→ Goal of the exercise:
Check the listing below for lines that hold "规定执行". How many are there? Please give only the number.

Dataset excerpt
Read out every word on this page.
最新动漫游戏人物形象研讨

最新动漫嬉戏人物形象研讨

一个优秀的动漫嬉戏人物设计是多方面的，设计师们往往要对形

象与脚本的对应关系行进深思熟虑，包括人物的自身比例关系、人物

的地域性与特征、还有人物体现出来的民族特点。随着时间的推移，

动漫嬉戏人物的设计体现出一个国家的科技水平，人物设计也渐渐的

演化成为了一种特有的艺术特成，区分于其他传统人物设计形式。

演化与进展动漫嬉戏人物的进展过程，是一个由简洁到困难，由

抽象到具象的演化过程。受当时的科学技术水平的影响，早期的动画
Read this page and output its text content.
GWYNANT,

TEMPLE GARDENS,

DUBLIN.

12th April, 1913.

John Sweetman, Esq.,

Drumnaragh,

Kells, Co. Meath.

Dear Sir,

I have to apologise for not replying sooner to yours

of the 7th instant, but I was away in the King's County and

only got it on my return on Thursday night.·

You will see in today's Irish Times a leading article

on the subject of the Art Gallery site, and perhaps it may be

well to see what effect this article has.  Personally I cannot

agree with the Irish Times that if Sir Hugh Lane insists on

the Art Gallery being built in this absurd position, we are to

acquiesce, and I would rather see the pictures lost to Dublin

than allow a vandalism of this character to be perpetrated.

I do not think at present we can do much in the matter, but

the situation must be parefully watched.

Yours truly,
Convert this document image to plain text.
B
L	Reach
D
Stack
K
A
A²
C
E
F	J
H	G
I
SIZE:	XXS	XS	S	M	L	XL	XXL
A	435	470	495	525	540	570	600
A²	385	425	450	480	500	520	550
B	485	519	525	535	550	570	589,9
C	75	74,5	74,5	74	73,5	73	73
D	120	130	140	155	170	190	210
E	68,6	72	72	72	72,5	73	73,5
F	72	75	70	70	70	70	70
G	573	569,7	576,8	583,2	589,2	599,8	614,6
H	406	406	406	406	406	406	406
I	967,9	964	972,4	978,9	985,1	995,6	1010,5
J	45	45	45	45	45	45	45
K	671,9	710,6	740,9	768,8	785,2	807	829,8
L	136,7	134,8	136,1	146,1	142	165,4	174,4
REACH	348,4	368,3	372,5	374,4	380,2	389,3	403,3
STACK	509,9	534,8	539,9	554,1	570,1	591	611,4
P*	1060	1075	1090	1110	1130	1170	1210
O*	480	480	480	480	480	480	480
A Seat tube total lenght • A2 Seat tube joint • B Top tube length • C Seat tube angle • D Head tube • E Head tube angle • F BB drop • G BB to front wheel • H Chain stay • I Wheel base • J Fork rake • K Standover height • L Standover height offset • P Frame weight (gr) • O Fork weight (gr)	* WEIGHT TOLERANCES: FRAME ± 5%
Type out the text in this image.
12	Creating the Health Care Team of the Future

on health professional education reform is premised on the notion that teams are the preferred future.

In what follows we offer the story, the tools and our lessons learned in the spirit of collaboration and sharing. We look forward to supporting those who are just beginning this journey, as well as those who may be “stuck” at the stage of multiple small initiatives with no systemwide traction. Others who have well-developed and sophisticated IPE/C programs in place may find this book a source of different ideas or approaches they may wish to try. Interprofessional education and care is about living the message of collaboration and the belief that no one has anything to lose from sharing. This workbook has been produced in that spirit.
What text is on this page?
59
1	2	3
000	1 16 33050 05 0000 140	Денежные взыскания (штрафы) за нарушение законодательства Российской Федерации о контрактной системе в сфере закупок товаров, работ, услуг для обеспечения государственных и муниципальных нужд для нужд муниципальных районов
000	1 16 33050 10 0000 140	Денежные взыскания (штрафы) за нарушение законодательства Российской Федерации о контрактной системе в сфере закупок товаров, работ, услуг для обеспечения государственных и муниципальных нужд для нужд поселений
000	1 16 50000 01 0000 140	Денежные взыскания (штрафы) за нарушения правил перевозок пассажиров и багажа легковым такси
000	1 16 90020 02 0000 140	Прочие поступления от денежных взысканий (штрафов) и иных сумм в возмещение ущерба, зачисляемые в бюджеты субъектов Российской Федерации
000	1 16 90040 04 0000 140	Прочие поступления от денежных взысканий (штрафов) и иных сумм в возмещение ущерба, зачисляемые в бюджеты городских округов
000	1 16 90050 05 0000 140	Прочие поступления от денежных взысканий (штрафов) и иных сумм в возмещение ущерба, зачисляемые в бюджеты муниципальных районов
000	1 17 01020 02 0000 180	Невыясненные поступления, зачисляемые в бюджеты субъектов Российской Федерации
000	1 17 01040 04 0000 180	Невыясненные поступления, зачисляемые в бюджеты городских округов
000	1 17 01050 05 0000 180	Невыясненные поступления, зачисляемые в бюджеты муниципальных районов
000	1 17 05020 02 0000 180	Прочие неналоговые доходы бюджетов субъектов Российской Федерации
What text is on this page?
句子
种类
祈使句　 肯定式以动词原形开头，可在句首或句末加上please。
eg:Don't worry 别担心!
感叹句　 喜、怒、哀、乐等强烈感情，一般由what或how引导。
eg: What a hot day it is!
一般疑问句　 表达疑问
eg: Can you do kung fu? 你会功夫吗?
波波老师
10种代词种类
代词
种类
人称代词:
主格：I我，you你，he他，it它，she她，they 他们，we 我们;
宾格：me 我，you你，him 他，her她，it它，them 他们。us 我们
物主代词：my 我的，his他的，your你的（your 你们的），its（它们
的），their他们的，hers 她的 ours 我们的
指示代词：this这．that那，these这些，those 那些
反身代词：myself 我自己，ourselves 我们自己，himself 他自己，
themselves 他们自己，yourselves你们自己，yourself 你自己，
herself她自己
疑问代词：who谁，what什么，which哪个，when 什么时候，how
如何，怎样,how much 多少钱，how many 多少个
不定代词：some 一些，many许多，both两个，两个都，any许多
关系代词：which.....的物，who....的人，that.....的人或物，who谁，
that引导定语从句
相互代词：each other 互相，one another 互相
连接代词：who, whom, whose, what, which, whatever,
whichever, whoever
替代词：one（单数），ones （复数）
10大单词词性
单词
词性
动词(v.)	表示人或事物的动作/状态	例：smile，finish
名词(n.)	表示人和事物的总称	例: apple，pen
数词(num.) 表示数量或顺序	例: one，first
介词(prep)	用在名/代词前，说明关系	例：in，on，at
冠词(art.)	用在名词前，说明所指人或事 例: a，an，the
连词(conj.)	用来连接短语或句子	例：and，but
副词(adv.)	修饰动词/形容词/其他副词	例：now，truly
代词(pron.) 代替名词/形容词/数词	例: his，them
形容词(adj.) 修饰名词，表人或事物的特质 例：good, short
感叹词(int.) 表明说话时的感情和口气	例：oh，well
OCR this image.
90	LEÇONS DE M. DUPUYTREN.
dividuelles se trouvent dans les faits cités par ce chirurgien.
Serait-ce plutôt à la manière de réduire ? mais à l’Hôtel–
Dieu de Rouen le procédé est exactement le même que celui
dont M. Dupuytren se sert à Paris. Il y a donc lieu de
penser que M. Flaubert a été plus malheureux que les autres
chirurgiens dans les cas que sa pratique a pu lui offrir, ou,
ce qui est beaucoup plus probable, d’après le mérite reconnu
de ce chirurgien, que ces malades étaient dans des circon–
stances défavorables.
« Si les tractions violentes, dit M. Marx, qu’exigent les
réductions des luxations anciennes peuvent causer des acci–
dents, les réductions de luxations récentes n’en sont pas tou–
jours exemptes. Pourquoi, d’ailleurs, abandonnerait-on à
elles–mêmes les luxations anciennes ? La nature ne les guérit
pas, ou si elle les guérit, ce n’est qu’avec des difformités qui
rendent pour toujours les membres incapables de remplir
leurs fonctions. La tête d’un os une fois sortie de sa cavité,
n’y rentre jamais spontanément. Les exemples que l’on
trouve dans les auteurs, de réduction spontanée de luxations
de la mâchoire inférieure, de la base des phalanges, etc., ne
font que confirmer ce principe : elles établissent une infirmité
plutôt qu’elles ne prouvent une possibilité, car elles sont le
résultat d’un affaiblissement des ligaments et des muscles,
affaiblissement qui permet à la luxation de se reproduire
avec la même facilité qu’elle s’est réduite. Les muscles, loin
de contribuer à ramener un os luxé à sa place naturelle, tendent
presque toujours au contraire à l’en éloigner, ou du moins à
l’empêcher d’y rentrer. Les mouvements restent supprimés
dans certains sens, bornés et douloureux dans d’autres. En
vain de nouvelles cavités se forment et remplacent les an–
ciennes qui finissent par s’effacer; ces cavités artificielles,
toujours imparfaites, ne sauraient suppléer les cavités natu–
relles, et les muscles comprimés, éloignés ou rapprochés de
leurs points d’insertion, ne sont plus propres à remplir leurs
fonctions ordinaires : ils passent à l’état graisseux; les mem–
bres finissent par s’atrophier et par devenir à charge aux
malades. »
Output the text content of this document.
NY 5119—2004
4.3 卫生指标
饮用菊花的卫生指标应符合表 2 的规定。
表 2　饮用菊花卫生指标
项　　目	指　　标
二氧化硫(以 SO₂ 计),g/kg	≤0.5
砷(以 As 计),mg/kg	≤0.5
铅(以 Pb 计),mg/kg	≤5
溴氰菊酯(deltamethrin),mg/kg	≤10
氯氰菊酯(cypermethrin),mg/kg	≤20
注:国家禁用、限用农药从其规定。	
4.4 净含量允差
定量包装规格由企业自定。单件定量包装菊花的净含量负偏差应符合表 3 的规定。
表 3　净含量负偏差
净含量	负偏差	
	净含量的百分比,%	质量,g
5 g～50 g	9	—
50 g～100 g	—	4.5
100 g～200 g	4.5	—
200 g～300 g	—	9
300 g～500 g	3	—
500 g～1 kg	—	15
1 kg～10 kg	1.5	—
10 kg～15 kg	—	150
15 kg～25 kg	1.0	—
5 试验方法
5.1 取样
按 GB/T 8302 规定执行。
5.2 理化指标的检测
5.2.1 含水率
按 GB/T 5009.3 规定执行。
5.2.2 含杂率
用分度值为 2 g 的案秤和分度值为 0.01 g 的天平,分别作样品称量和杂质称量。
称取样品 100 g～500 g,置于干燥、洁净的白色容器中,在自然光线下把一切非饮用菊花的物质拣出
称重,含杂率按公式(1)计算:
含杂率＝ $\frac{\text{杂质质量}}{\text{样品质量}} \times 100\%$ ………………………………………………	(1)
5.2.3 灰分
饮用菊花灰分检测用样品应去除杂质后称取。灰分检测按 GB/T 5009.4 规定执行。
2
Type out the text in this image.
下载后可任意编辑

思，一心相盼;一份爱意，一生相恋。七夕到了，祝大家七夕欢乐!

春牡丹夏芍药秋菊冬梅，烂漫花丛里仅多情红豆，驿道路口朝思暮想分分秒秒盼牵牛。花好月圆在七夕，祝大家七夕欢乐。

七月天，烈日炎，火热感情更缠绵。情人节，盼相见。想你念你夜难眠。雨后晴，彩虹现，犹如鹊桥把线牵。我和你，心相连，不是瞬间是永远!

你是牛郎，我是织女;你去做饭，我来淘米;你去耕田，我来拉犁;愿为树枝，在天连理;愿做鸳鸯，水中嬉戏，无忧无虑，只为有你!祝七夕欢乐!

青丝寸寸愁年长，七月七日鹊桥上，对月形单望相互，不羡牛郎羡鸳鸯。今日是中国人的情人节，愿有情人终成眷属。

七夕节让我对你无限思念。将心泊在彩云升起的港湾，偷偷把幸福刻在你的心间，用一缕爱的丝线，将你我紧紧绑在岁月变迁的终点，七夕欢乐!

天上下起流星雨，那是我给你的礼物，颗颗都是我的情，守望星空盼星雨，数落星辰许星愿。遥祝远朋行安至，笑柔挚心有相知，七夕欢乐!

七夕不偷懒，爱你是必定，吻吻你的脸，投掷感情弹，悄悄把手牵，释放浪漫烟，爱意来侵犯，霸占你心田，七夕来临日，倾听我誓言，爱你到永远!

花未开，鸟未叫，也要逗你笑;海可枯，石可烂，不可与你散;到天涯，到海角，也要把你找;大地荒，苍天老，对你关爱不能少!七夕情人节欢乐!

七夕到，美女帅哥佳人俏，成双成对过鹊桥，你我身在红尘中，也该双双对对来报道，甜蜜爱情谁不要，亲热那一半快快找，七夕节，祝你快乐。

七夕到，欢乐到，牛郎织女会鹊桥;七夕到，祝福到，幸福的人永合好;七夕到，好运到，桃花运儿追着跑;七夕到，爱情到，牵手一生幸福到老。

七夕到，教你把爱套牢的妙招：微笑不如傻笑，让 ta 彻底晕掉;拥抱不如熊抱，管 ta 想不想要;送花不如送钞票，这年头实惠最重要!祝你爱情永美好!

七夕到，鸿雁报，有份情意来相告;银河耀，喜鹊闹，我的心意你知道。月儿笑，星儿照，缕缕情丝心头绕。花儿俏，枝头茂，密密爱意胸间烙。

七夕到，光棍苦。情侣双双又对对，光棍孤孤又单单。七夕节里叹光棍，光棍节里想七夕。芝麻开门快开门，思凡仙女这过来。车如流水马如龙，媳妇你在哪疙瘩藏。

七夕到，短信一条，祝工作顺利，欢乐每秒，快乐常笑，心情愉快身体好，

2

→ Solution below:
3